> **REQUIRED WORK**:
Give the records back in full, exactly as they read.

[Dataset rows]
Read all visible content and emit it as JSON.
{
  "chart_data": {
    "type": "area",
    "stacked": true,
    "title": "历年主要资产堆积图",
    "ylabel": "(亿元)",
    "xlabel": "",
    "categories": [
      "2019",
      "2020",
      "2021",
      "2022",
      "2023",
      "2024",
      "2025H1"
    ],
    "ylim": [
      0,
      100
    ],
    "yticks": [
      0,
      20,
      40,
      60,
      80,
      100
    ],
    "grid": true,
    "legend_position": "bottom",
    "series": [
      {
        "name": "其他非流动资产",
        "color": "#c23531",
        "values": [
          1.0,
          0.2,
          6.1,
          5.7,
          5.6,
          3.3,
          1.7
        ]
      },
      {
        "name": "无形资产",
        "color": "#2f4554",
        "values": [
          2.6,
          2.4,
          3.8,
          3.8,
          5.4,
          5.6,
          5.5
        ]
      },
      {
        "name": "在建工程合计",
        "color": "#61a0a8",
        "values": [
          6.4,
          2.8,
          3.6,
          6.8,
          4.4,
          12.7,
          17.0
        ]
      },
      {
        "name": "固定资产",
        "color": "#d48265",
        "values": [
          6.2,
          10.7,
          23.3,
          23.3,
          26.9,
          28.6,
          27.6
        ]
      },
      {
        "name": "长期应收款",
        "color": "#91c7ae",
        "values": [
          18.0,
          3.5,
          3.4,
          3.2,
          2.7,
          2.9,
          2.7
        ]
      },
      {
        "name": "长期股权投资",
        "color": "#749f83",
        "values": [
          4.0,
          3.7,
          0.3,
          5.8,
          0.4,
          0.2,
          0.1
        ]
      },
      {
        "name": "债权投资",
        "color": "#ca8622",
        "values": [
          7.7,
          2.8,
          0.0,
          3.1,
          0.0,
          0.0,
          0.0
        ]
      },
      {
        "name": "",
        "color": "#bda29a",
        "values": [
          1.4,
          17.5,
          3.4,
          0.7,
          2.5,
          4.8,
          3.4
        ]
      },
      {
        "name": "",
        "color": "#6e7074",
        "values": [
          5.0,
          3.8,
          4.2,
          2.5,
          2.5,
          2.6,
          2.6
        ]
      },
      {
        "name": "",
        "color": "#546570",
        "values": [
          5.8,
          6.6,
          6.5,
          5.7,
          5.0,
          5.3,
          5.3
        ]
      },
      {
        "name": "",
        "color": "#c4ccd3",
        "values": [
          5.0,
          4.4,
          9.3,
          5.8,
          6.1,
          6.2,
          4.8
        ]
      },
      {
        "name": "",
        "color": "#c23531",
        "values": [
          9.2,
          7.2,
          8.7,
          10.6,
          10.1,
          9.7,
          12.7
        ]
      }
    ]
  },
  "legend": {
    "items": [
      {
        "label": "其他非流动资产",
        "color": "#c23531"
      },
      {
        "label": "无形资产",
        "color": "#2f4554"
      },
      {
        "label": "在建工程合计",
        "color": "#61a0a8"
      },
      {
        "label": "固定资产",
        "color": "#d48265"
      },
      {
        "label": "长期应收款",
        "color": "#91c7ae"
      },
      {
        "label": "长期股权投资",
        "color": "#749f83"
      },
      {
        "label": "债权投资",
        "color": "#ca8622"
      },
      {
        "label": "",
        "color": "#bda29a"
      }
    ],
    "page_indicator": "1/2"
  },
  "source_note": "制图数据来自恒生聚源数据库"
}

> **ANSWER TO THE TASK**:
Read all visible content and emit it as JSON.
{
  "chart_data": {
    "type": "area",
    "stacked": true,
    "title": "历年主要资产堆积图",
    "ylabel": "(亿元)",
    "xlabel": "",
    "categories": [
      "2019",
      "2020",
      "2021",
      "2022",
      "2023",
      "2024",
      "2025H1"
    ],
    "ylim": [
      0,
      100
    ],
    "yticks": [
      0,
      20,
      40,
      60,
      80,
      100
    ],
    "grid": true,
    "legend_position": "bottom",
    "series": [
      {
        "name": "其他非流动资产",
        "color": "#c23531",
        "values": [
          1.0,
          0.2,
          6.1,
          5.7,
          5.6,
          3.3,
          1.7
        ]
      },
      {
        "name": "无形资产",
        "color": "#2f4554",
        "values": [
          2.6,
          2.4,
          3.8,
          3.8,
          5.4,
          5.6,
          5.5
        ]
      },
      {
        "name": "在建工程合计",
        "color": "#61a0a8",
        "values": [
          6.4,
          2.8,
          3.6,
          6.8,
          4.4,
          12.7,
          17.0
        ]
      },
      {
        "name": "固定资产",
        "color": "#d48265",
        "values": [
          6.2,
          10.7,
          23.3,
          23.3,
          26.9,
          28.6,
          27.6
        ]
      },
      {
        "name": "长期应收款",
        "color": "#91c7ae",
        "values": [
          18.0,
          3.5,
          3.4,
          3.2,
          2.7,
          2.9,
          2.7
        ]
      },
      {
        "name": "长期股权投资",
        "color": "#749f83",
        "values": [
          4.0,
          3.7,
          0.3,
          5.8,
          0.4,
          0.2,
          0.1
        ]
      },
      {
        "name": "债权投资",
        "color": "#ca8622",
        "values": [
          7.7,
          2.8,
          0.0,
          3.1,
          0.0,
          0.0,
          0.0
        ]
      },
      {
        "name": "",
        "color": "#bda29a",
        "values": [
          1.4,
          17.5,
          3.4,
          0.7,
          2.5,
          4.8,
          3.4
        ]
      },
      {
        "name": "",
        "color": "#6e7074",
        "values": [
          5.0,
          3.8,
          4.2,
          2.5,
          2.5,
          2.6,
          2.6
        ]
      },
      {
        "name": "",
        "color": "#546570",
        "values": [
          5.8,
          6.6,
          6.5,
          5.7,
          5.0,
          5.3,
          5.3
        ]
      },
      {
        "name": "",
        "color": "#c4ccd3",
        "values": [
          5.0,
          4.4,
          9.3,
          5.8,
          6.1,
          6.2,
          4.8
        ]
      },
      {
        "name": "",
        "color": "#c23531",
        "values": [
          9.2,
          7.2,
          8.7,
          10.6,
          10.1,
          9.7,
          12.7
        ]
      }
    ]
  },
  "legend": {
    "items": [
      {
        "label": "其他非流动资产",
        "color": "#c23531"
      },
      {
        "label": "无形资产",
        "color": "#2f4554"
      },
      {
        "label": "在建工程合计",
        "color": "#61a0a8"
      },
      {
        "label": "固定资产",
        "color": "#d48265"
      },
      {
        "label": "长期应收款",
        "color": "#91c7ae"
      },
      {
        "label": "长期股权投资",
        "color": "#749f83"
      },
      {
        "label": "债权投资",
        "color": "#ca8622"
      },
      {
        "label": "",
        "color": "#bda29a"
      }
    ],
    "page_indicator": "1/2"
  },
  "source_note": "制图数据来自恒生聚源数据库"
}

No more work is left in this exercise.